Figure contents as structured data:
▶
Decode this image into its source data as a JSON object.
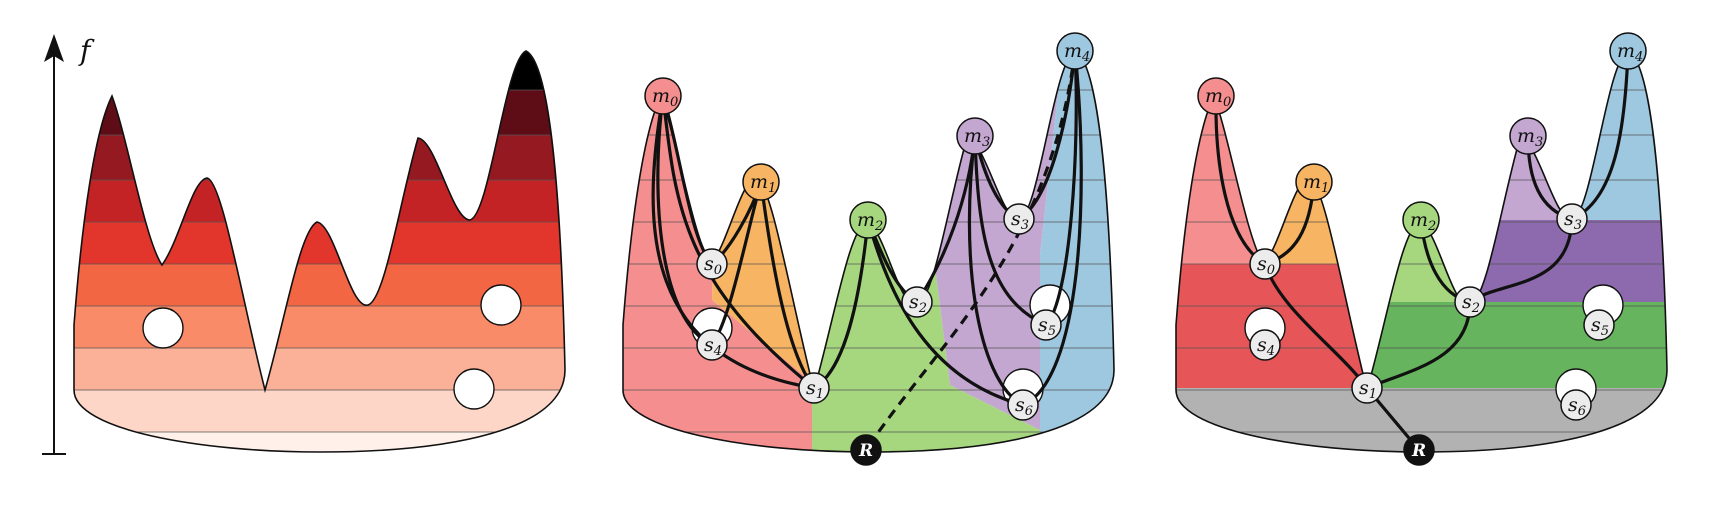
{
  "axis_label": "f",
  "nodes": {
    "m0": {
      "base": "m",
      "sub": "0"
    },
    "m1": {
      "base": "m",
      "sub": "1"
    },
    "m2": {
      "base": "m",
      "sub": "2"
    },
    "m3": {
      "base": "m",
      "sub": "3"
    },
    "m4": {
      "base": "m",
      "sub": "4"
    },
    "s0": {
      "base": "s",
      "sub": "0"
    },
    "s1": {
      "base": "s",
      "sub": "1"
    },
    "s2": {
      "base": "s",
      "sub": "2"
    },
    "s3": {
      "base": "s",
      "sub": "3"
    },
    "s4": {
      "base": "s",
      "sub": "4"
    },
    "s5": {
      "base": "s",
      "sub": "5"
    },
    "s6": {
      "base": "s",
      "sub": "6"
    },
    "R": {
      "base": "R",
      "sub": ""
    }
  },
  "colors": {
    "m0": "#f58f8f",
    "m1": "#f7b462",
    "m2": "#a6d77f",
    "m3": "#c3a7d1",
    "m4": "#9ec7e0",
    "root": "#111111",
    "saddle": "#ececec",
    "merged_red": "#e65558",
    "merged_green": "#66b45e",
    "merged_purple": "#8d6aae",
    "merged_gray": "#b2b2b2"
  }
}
◀
▶
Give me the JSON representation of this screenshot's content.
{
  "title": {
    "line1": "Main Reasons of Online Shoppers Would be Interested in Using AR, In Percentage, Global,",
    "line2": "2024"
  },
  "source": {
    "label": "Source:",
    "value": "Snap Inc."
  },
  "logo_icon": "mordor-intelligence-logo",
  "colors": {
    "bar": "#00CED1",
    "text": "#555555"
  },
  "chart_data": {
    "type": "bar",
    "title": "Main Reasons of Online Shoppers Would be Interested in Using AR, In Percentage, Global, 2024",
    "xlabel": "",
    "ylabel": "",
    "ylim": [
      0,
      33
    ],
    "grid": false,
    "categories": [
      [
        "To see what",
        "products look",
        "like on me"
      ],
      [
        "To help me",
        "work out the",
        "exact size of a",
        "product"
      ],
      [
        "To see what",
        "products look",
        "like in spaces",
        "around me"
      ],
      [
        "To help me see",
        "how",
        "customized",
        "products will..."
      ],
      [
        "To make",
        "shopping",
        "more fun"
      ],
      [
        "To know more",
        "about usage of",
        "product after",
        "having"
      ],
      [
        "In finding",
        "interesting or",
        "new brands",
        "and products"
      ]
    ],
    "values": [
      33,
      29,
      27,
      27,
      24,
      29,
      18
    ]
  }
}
◀
Look through the records and gather every line containing "this".

**Complete answer:**
Decode this image into its source data as a JSON object.
Give me the JSON representation of this screenshot's content.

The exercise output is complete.